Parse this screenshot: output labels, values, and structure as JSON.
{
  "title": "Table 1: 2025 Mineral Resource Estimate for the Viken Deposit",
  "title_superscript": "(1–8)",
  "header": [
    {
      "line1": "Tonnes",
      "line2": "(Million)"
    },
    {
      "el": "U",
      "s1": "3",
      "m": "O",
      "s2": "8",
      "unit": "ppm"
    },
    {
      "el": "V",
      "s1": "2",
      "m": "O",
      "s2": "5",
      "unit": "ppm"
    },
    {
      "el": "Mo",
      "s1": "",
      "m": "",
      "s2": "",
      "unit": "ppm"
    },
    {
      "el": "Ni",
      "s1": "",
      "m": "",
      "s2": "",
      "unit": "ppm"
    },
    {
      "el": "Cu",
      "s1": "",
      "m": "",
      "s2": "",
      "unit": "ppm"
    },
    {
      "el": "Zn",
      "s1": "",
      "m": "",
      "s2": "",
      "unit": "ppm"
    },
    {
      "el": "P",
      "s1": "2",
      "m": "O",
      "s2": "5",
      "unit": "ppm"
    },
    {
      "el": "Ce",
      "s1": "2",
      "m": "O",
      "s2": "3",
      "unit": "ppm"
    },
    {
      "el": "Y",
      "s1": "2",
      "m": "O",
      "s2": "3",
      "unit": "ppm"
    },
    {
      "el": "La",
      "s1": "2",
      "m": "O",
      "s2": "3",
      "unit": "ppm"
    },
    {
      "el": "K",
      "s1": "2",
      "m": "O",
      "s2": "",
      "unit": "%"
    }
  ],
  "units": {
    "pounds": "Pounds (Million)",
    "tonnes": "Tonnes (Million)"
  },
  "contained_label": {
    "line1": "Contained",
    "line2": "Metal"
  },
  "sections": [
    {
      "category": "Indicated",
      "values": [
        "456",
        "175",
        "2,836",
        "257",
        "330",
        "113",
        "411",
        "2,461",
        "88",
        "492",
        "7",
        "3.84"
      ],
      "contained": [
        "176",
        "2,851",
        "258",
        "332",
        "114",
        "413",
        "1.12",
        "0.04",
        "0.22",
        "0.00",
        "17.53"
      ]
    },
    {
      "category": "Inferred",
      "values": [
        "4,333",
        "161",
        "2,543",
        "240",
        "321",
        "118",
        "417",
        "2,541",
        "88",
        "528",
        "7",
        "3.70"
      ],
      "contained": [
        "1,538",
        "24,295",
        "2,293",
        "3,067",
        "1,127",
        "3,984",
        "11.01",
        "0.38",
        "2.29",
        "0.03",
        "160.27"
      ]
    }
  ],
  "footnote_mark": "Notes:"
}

○ ○ ○ ○

§ **DESCRIPTION OF THE TASK**
Say how many lines have the string "Tonnes" in them, offering no words beyond the number.

§ **ANSWER**
2